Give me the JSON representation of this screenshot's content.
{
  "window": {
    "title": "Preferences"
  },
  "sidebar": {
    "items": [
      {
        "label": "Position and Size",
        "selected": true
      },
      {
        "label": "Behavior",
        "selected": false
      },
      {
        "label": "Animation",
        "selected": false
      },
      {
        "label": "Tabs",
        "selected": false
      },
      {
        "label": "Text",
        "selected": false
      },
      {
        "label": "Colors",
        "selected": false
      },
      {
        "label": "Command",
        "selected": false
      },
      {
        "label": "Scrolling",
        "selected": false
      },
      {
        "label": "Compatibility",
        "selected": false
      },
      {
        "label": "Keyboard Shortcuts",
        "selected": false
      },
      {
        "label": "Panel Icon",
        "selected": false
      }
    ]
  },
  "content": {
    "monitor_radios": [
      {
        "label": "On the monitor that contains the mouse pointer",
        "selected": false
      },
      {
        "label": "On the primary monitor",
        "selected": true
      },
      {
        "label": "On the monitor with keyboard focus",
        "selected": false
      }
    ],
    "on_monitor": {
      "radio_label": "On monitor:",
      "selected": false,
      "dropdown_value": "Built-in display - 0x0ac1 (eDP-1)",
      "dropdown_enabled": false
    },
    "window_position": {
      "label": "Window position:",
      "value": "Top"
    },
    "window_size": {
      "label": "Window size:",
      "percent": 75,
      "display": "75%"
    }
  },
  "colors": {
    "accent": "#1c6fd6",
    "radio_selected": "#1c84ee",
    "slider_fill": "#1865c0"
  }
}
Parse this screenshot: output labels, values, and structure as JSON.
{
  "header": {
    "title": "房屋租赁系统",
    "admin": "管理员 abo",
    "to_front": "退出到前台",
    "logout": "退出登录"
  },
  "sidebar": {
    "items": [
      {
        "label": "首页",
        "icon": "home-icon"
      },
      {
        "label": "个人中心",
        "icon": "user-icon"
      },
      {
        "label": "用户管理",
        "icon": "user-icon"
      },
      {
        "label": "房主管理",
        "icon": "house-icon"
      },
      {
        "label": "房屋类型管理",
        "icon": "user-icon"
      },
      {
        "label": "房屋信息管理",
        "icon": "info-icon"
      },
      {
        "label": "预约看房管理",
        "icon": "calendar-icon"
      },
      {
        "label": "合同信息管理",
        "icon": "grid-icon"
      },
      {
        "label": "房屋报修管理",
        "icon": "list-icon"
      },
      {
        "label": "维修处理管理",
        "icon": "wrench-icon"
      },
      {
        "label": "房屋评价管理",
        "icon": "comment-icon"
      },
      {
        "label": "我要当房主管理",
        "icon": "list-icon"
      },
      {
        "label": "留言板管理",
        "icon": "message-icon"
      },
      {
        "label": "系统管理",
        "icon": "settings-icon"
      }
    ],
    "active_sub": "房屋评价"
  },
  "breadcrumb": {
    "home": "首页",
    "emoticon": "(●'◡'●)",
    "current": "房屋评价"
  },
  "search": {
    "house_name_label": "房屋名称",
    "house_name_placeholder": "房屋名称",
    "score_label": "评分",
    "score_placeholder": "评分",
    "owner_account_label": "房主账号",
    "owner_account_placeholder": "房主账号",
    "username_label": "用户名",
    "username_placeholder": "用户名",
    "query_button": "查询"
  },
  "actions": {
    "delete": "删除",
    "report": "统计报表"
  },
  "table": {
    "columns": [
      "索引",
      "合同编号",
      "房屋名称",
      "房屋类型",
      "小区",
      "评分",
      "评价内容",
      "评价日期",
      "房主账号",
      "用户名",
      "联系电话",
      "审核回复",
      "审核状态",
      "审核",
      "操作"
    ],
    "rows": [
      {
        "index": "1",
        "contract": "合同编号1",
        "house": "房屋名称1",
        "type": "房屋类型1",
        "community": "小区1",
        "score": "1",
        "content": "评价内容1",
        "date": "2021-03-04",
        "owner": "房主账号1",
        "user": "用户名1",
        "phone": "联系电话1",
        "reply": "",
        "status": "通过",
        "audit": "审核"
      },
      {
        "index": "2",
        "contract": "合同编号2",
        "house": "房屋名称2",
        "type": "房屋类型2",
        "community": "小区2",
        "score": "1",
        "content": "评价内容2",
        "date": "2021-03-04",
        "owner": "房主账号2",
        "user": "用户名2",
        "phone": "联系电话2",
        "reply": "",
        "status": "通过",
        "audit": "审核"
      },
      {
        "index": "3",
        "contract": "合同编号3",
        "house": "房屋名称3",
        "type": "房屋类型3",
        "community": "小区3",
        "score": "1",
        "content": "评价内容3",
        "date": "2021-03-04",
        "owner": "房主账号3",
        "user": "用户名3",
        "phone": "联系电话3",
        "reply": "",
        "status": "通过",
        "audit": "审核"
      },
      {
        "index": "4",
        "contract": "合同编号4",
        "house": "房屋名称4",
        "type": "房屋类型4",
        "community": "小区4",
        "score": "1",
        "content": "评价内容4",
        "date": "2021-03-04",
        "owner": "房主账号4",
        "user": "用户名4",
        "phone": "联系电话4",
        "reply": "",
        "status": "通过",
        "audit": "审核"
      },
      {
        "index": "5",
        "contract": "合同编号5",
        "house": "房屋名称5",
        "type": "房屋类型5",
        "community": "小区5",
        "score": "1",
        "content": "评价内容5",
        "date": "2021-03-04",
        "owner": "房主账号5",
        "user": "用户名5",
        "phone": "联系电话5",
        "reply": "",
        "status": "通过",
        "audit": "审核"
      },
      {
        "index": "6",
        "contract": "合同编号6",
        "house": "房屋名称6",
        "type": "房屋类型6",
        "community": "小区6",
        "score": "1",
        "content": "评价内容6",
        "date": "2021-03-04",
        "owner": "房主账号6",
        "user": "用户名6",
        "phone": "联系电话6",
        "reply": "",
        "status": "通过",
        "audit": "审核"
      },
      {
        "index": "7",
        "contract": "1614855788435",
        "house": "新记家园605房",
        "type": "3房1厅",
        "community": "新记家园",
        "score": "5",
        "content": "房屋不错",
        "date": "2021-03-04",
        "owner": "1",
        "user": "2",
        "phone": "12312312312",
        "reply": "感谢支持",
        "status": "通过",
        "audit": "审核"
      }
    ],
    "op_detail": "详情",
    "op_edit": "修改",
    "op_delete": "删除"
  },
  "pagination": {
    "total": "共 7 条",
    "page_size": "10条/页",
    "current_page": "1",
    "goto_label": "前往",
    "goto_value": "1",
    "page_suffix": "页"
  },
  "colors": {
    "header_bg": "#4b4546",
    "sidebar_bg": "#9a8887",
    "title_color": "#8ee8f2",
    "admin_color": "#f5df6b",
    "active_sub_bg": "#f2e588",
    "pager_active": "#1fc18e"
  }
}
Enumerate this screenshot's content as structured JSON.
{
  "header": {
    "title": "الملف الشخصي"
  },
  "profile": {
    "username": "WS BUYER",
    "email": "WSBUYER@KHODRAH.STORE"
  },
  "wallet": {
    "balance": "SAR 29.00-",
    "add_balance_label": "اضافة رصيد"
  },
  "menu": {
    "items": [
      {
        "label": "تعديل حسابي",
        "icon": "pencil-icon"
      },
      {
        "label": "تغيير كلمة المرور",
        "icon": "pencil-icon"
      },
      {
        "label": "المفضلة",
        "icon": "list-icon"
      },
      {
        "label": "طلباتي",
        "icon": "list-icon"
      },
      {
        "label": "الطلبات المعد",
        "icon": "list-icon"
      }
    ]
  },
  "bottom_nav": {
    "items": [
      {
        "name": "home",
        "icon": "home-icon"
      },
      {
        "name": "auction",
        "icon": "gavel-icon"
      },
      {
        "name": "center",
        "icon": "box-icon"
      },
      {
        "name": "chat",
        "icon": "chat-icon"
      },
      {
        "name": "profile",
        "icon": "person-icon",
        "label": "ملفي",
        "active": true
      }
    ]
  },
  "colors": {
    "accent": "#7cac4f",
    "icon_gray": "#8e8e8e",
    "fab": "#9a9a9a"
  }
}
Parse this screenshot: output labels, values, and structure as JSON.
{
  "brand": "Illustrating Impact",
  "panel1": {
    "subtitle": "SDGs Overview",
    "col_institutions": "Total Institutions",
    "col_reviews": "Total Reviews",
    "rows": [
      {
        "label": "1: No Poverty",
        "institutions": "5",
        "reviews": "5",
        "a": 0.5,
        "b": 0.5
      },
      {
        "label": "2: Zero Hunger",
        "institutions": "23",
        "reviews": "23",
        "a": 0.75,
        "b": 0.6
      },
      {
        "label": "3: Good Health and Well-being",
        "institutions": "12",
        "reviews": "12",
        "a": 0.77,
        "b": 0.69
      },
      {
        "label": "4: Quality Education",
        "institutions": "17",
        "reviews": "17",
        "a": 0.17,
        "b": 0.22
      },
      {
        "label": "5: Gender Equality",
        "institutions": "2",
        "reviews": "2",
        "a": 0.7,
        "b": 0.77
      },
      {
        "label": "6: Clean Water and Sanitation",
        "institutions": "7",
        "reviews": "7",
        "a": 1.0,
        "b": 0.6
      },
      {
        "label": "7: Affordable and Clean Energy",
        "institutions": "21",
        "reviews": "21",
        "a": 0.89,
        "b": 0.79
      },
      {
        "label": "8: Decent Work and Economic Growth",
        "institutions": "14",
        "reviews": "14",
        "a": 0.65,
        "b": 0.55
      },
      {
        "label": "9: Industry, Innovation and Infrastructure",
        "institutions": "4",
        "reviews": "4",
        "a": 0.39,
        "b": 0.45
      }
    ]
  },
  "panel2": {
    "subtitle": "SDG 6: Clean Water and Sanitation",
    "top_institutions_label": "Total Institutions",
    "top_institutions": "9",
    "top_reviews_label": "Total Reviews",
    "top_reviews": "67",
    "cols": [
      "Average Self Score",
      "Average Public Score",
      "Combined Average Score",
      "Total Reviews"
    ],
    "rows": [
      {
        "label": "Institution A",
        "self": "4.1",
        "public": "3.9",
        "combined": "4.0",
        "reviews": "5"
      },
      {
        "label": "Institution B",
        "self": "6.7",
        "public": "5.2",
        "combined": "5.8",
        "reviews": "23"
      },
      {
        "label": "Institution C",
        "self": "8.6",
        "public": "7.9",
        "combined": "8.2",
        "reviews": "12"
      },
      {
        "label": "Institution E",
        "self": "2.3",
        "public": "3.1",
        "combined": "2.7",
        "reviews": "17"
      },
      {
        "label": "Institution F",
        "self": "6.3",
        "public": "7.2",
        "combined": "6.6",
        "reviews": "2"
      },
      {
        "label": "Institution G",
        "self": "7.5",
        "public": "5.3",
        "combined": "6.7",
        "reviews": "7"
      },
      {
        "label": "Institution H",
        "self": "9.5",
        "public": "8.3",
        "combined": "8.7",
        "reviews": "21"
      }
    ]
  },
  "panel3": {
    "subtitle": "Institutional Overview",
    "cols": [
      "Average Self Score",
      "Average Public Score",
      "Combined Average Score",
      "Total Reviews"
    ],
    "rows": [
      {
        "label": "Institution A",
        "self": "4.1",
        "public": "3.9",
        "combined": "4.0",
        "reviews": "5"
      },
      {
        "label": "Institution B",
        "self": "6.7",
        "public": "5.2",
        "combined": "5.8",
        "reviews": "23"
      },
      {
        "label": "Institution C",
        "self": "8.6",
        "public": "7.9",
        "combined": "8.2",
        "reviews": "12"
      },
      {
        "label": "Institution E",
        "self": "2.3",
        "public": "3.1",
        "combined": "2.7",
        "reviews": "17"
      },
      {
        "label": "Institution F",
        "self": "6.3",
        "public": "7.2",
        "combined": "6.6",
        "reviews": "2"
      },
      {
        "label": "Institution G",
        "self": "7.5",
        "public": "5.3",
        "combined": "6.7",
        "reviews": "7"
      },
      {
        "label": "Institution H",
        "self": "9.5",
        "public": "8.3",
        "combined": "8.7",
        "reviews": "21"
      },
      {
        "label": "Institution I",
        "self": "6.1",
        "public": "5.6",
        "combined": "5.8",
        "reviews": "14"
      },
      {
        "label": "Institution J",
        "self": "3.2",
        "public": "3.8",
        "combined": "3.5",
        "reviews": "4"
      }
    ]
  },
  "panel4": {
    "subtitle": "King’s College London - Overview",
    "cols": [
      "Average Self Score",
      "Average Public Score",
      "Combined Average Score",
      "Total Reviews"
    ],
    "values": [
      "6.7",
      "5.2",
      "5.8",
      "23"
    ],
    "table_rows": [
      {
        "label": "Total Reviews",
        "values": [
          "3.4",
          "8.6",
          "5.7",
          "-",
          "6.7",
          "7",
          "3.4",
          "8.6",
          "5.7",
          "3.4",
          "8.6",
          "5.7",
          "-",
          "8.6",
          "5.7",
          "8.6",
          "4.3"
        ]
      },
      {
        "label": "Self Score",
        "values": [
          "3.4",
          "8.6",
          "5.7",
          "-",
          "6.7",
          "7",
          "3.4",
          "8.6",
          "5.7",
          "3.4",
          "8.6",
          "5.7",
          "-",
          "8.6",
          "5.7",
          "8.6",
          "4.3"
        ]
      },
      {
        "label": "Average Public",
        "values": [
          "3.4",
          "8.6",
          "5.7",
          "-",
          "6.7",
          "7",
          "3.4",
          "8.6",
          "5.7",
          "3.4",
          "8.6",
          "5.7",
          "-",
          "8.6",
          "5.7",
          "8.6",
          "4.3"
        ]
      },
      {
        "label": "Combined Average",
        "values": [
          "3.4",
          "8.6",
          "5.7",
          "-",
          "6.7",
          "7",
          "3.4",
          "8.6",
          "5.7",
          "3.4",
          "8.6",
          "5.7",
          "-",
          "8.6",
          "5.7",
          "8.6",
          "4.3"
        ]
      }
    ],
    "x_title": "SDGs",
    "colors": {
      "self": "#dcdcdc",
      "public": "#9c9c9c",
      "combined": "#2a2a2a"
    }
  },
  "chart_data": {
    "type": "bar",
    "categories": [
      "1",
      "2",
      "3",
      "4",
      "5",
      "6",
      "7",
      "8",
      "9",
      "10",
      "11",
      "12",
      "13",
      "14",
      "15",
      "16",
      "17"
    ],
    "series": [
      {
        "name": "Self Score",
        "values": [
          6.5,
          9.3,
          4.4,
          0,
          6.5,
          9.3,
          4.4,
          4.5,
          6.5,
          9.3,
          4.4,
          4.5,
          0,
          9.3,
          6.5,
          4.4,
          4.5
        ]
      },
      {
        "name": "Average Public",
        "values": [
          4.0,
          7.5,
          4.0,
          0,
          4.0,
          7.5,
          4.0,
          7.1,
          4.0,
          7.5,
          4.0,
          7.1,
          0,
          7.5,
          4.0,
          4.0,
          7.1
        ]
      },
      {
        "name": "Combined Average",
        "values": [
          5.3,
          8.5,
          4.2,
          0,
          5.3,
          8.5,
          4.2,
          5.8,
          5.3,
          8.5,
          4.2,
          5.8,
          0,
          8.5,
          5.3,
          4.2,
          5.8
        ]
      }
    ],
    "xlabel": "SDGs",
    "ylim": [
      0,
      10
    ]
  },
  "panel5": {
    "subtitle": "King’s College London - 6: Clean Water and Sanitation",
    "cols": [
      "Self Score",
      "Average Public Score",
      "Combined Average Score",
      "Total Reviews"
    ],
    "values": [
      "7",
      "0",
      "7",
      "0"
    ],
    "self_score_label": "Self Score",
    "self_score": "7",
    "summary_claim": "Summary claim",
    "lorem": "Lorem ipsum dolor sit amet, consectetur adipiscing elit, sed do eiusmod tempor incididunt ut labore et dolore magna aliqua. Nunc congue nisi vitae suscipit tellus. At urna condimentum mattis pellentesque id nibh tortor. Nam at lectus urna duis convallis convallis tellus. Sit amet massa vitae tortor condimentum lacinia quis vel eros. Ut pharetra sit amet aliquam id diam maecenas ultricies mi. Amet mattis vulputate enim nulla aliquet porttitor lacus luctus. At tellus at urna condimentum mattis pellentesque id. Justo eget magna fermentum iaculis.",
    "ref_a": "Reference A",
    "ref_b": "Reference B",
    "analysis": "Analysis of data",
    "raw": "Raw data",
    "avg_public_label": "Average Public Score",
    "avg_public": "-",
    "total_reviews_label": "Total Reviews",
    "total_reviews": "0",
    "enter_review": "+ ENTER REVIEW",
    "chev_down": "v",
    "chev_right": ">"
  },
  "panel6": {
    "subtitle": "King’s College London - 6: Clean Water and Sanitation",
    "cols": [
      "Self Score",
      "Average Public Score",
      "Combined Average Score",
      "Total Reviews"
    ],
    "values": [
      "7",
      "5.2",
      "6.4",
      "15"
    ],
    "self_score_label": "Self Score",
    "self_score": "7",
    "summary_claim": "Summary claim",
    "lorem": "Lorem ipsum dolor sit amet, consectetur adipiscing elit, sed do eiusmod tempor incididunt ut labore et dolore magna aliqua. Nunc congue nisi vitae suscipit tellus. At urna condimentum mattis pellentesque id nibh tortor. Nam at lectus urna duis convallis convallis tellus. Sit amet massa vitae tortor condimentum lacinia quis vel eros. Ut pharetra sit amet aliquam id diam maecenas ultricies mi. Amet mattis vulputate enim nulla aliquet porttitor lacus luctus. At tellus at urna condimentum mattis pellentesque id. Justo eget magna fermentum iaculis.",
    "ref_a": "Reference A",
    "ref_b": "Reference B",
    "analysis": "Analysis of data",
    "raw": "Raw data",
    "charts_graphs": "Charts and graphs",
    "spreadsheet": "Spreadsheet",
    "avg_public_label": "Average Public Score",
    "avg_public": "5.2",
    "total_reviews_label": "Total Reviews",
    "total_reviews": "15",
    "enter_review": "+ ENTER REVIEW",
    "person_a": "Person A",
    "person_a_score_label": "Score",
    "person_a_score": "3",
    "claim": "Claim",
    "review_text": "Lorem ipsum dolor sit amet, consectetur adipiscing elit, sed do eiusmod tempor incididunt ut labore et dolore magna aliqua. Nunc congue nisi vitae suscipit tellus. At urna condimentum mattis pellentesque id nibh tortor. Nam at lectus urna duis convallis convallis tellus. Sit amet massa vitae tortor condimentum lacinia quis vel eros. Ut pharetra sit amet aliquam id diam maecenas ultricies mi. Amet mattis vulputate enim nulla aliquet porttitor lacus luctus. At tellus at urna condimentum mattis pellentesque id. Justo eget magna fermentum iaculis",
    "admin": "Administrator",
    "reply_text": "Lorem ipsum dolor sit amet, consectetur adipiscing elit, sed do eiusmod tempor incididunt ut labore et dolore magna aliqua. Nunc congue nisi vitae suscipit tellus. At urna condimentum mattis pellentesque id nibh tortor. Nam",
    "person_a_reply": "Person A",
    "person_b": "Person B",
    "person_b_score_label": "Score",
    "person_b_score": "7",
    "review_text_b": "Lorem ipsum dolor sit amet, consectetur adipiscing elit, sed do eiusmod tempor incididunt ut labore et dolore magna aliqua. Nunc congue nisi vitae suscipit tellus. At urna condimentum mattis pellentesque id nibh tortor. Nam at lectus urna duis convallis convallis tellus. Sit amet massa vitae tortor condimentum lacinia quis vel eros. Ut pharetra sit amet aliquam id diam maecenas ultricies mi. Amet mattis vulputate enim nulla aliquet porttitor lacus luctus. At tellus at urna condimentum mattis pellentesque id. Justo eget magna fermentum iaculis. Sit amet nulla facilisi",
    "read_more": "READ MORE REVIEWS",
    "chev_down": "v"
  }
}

### Required work
Search the data for the word "Sanitation" and copy each line where it appears.

### Task result
        "label": "6: Clean Water and Sanitation",
    "subtitle": "SDG 6: Clean Water and Sanitation",
    "subtitle": "King’s College London - 6: Clean Water and Sanitation",
    "subtitle": "King’s College London - 6: Clean Water and Sanitation",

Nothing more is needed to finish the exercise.